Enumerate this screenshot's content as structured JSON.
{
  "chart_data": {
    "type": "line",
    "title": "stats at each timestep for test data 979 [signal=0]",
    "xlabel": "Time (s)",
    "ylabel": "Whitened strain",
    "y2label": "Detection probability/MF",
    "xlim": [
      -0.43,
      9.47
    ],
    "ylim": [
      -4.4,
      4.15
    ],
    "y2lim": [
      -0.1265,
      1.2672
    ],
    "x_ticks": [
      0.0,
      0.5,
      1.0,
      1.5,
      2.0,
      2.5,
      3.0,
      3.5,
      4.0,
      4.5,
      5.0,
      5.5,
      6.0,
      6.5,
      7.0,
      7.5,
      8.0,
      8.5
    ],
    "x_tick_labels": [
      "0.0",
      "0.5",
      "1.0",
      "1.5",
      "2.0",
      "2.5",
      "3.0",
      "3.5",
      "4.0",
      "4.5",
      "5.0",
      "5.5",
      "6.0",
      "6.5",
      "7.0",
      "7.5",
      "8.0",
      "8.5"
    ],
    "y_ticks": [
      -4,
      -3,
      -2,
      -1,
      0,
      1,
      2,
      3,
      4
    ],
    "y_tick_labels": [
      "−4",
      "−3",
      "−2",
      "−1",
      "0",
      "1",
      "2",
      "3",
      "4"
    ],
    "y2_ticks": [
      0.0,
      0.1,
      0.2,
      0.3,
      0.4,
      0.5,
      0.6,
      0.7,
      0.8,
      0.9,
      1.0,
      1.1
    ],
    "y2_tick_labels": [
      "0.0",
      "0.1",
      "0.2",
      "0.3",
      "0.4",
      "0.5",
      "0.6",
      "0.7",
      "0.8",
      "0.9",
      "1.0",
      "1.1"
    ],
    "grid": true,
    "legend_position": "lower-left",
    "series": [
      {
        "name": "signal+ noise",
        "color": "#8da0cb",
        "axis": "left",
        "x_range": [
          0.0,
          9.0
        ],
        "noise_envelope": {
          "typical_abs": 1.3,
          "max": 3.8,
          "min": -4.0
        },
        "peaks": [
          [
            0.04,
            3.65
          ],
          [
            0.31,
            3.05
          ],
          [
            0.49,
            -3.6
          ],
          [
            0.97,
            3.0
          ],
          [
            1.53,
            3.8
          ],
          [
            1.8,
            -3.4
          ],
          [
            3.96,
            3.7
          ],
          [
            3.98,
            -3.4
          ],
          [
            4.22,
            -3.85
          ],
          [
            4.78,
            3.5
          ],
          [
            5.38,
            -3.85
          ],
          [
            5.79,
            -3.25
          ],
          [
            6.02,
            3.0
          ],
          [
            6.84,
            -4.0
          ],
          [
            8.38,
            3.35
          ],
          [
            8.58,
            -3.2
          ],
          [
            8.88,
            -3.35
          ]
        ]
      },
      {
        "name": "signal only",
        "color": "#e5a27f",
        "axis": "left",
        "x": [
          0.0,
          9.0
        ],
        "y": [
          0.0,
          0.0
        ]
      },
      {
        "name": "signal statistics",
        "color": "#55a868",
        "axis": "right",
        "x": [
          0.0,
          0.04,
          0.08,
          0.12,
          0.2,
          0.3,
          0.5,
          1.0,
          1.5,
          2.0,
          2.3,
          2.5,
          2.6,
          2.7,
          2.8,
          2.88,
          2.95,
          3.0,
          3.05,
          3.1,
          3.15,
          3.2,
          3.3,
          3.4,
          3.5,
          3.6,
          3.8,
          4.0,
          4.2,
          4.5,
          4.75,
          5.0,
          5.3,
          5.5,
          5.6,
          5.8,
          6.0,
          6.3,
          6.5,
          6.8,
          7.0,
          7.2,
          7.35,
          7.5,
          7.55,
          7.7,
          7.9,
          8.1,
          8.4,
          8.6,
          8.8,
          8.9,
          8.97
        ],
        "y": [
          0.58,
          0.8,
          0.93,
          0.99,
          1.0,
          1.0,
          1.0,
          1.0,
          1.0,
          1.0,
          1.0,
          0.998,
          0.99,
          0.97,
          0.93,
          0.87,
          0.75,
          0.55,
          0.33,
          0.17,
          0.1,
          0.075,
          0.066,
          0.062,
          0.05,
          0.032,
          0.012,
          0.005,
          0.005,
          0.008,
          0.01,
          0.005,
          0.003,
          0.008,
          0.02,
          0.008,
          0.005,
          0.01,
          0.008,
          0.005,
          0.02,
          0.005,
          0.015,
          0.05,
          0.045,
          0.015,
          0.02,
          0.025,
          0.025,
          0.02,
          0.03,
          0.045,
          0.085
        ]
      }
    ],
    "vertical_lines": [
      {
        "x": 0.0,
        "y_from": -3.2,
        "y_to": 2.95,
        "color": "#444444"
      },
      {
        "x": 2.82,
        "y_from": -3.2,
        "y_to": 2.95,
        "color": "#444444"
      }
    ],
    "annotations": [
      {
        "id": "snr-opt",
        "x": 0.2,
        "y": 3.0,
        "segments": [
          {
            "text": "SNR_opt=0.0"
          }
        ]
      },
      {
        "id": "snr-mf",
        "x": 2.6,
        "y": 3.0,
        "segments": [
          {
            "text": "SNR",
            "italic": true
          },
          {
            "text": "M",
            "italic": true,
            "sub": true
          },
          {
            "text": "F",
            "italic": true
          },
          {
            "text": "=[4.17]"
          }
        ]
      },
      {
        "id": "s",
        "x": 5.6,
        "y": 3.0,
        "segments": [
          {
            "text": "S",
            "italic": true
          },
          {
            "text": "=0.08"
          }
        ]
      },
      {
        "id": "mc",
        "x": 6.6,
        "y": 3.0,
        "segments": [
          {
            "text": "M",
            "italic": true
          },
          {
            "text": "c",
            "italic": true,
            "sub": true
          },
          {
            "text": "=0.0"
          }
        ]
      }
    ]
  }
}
....
§ **Directions**
Print all of the entries exactly as they appear.

§ **Exercise output**
Enumerate this screenshot's content as structured JSON.
{
  "chart_data": {
    "type": "line",
    "title": "stats at each timestep for test data 979 [signal=0]",
    "xlabel": "Time (s)",
    "ylabel": "Whitened strain",
    "y2label": "Detection probability/MF",
    "xlim": [
      -0.43,
      9.47
    ],
    "ylim": [
      -4.4,
      4.15
    ],
    "y2lim": [
      -0.1265,
      1.2672
    ],
    "x_ticks": [
      0.0,
      0.5,
      1.0,
      1.5,
      2.0,
      2.5,
      3.0,
      3.5,
      4.0,
      4.5,
      5.0,
      5.5,
      6.0,
      6.5,
      7.0,
      7.5,
      8.0,
      8.5
    ],
    "x_tick_labels": [
      "0.0",
      "0.5",
      "1.0",
      "1.5",
      "2.0",
      "2.5",
      "3.0",
      "3.5",
      "4.0",
      "4.5",
      "5.0",
      "5.5",
      "6.0",
      "6.5",
      "7.0",
      "7.5",
      "8.0",
      "8.5"
    ],
    "y_ticks": [
      -4,
      -3,
      -2,
      -1,
      0,
      1,
      2,
      3,
      4
    ],
    "y_tick_labels": [
      "−4",
      "−3",
      "−2",
      "−1",
      "0",
      "1",
      "2",
      "3",
      "4"
    ],
    "y2_ticks": [
      0.0,
      0.1,
      0.2,
      0.3,
      0.4,
      0.5,
      0.6,
      0.7,
      0.8,
      0.9,
      1.0,
      1.1
    ],
    "y2_tick_labels": [
      "0.0",
      "0.1",
      "0.2",
      "0.3",
      "0.4",
      "0.5",
      "0.6",
      "0.7",
      "0.8",
      "0.9",
      "1.0",
      "1.1"
    ],
    "grid": true,
    "legend_position": "lower-left",
    "series": [
      {
        "name": "signal+ noise",
        "color": "#8da0cb",
        "axis": "left",
        "x_range": [
          0.0,
          9.0
        ],
        "noise_envelope": {
          "typical_abs": 1.3,
          "max": 3.8,
          "min": -4.0
        },
        "peaks": [
          [
            0.04,
            3.65
          ],
          [
            0.31,
            3.05
          ],
          [
            0.49,
            -3.6
          ],
          [
            0.97,
            3.0
          ],
          [
            1.53,
            3.8
          ],
          [
            1.8,
            -3.4
          ],
          [
            3.96,
            3.7
          ],
          [
            3.98,
            -3.4
          ],
          [
            4.22,
            -3.85
          ],
          [
            4.78,
            3.5
          ],
          [
            5.38,
            -3.85
          ],
          [
            5.79,
            -3.25
          ],
          [
            6.02,
            3.0
          ],
          [
            6.84,
            -4.0
          ],
          [
            8.38,
            3.35
          ],
          [
            8.58,
            -3.2
          ],
          [
            8.88,
            -3.35
          ]
        ]
      },
      {
        "name": "signal only",
        "color": "#e5a27f",
        "axis": "left",
        "x": [
          0.0,
          9.0
        ],
        "y": [
          0.0,
          0.0
        ]
      },
      {
        "name": "signal statistics",
        "color": "#55a868",
        "axis": "right",
        "x": [
          0.0,
          0.04,
          0.08,
          0.12,
          0.2,
          0.3,
          0.5,
          1.0,
          1.5,
          2.0,
          2.3,
          2.5,
          2.6,
          2.7,
          2.8,
          2.88,
          2.95,
          3.0,
          3.05,
          3.1,
          3.15,
          3.2,
          3.3,
          3.4,
          3.5,
          3.6,
          3.8,
          4.0,
          4.2,
          4.5,
          4.75,
          5.0,
          5.3,
          5.5,
          5.6,
          5.8,
          6.0,
          6.3,
          6.5,
          6.8,
          7.0,
          7.2,
          7.35,
          7.5,
          7.55,
          7.7,
          7.9,
          8.1,
          8.4,
          8.6,
          8.8,
          8.9,
          8.97
        ],
        "y": [
          0.58,
          0.8,
          0.93,
          0.99,
          1.0,
          1.0,
          1.0,
          1.0,
          1.0,
          1.0,
          1.0,
          0.998,
          0.99,
          0.97,
          0.93,
          0.87,
          0.75,
          0.55,
          0.33,
          0.17,
          0.1,
          0.075,
          0.066,
          0.062,
          0.05,
          0.032,
          0.012,
          0.005,
          0.005,
          0.008,
          0.01,
          0.005,
          0.003,
          0.008,
          0.02,
          0.008,
          0.005,
          0.01,
          0.008,
          0.005,
          0.02,
          0.005,
          0.015,
          0.05,
          0.045,
          0.015,
          0.02,
          0.025,
          0.025,
          0.02,
          0.03,
          0.045,
          0.085
        ]
      }
    ],
    "vertical_lines": [
      {
        "x": 0.0,
        "y_from": -3.2,
        "y_to": 2.95,
        "color": "#444444"
      },
      {
        "x": 2.82,
        "y_from": -3.2,
        "y_to": 2.95,
        "color": "#444444"
      }
    ],
    "annotations": [
      {
        "id": "snr-opt",
        "x": 0.2,
        "y": 3.0,
        "segments": [
          {
            "text": "SNR_opt=0.0"
          }
        ]
      },
      {
        "id": "snr-mf",
        "x": 2.6,
        "y": 3.0,
        "segments": [
          {
            "text": "SNR",
            "italic": true
          },
          {
            "text": "M",
            "italic": true,
            "sub": true
          },
          {
            "text": "F",
            "italic": true
          },
          {
            "text": "=[4.17]"
          }
        ]
      },
      {
        "id": "s",
        "x": 5.6,
        "y": 3.0,
        "segments": [
          {
            "text": "S",
            "italic": true
          },
          {
            "text": "=0.08"
          }
        ]
      },
      {
        "id": "mc",
        "x": 6.6,
        "y": 3.0,
        "segments": [
          {
            "text": "M",
            "italic": true
          },
          {
            "text": "c",
            "italic": true,
            "sub": true
          },
          {
            "text": "=0.0"
          }
        ]
      }
    ]
  }
}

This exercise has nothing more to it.